### What is expected
Using the listing below, give the number of lines where "MediaWave" appears, and nothing else.

### Material to process

════════════════════

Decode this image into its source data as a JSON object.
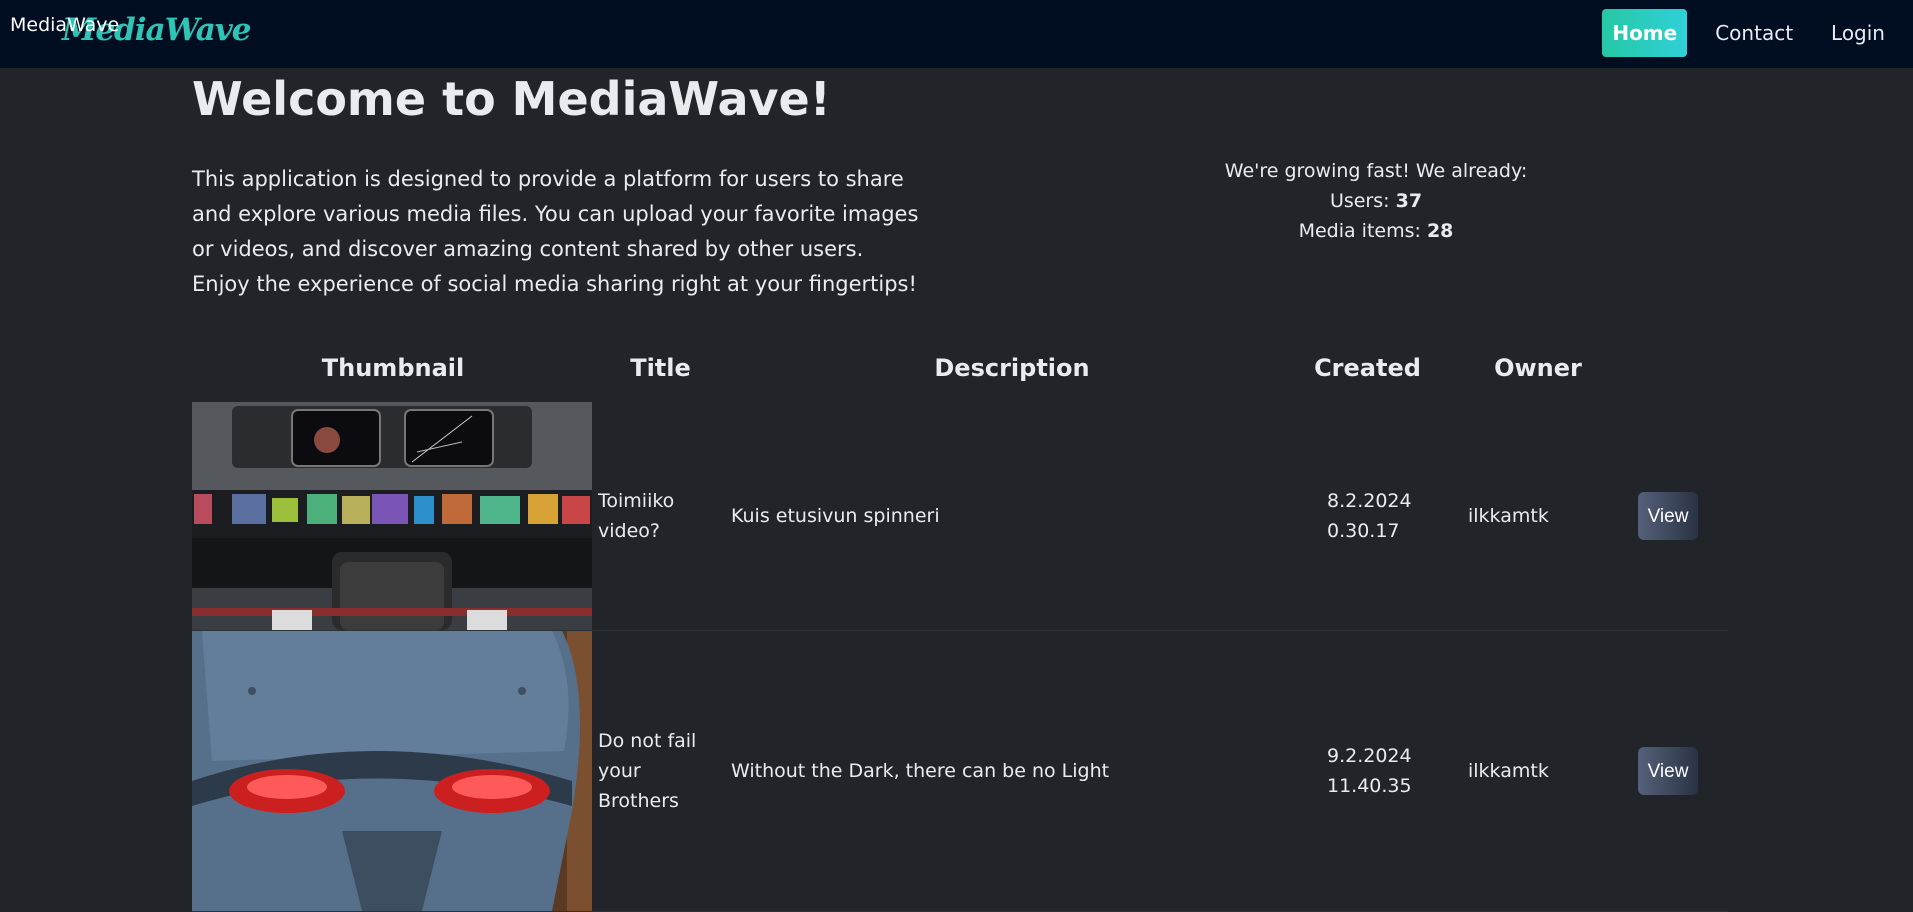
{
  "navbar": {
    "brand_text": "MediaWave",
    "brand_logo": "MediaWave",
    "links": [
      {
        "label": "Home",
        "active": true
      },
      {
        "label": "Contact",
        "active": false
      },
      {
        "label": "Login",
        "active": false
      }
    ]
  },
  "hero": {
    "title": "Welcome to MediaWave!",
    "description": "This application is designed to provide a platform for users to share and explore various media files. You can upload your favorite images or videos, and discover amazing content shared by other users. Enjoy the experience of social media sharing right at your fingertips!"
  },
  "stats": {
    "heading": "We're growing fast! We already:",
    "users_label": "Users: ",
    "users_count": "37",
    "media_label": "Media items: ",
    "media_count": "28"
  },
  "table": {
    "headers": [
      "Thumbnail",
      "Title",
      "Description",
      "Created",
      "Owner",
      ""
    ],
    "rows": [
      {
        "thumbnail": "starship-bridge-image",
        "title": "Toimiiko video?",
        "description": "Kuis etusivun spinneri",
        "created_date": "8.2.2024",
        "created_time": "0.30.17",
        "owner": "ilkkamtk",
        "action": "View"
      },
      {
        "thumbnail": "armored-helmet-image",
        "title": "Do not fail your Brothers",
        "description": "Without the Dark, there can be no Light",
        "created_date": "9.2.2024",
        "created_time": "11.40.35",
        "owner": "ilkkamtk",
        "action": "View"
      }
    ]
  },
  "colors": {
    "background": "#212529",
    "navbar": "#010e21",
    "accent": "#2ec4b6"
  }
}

════════════════════

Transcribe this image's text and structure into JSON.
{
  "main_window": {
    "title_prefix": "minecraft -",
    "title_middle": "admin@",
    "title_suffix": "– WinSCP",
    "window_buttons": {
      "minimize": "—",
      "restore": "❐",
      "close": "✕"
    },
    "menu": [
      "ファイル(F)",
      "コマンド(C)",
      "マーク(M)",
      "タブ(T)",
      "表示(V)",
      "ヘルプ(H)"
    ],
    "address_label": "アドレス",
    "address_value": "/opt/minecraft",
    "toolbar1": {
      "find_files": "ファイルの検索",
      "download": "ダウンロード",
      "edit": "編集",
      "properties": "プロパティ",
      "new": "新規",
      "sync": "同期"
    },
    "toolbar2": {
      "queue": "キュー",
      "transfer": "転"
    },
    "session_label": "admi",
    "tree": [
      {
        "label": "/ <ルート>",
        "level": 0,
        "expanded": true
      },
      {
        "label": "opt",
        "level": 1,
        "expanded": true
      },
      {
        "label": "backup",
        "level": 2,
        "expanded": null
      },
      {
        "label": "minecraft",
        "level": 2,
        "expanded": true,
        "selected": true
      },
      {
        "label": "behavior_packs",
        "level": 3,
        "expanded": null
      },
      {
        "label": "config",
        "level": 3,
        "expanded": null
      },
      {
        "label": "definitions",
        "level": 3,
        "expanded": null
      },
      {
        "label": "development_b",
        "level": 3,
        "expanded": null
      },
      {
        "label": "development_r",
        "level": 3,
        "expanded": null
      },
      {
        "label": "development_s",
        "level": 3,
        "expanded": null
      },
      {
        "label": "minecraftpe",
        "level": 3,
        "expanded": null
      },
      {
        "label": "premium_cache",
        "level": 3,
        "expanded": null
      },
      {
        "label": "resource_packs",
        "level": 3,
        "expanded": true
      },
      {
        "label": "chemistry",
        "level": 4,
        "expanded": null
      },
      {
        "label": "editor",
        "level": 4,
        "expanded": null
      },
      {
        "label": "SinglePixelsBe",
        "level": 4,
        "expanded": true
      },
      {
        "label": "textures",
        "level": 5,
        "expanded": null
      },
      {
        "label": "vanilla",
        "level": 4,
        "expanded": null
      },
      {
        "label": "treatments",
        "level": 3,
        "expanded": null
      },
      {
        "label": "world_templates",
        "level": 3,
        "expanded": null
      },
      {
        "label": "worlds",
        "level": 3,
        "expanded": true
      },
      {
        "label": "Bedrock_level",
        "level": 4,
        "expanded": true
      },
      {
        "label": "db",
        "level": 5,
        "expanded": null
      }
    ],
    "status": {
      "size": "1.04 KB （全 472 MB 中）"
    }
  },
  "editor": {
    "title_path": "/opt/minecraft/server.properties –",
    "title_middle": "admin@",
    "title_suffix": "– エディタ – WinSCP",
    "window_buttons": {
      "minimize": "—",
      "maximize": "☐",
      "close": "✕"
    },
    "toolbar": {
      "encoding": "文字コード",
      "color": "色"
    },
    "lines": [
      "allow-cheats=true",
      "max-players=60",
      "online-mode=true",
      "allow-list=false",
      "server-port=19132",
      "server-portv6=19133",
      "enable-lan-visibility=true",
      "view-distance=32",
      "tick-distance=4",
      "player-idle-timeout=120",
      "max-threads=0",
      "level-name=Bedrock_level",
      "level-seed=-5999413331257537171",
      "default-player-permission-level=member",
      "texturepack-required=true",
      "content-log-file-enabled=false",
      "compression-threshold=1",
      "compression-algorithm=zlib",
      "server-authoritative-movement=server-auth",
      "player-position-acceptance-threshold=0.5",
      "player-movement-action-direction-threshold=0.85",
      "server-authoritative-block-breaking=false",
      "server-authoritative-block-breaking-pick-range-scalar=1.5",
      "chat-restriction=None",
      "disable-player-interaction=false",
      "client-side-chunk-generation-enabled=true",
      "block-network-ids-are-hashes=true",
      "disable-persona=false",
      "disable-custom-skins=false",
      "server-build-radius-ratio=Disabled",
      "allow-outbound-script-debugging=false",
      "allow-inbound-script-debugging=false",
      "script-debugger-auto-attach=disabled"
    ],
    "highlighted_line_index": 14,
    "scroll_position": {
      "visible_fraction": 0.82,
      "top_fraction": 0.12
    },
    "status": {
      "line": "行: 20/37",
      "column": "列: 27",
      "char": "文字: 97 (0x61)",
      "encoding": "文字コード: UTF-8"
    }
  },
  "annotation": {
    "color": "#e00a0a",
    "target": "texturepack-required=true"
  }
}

════════════════════

### Task solution
3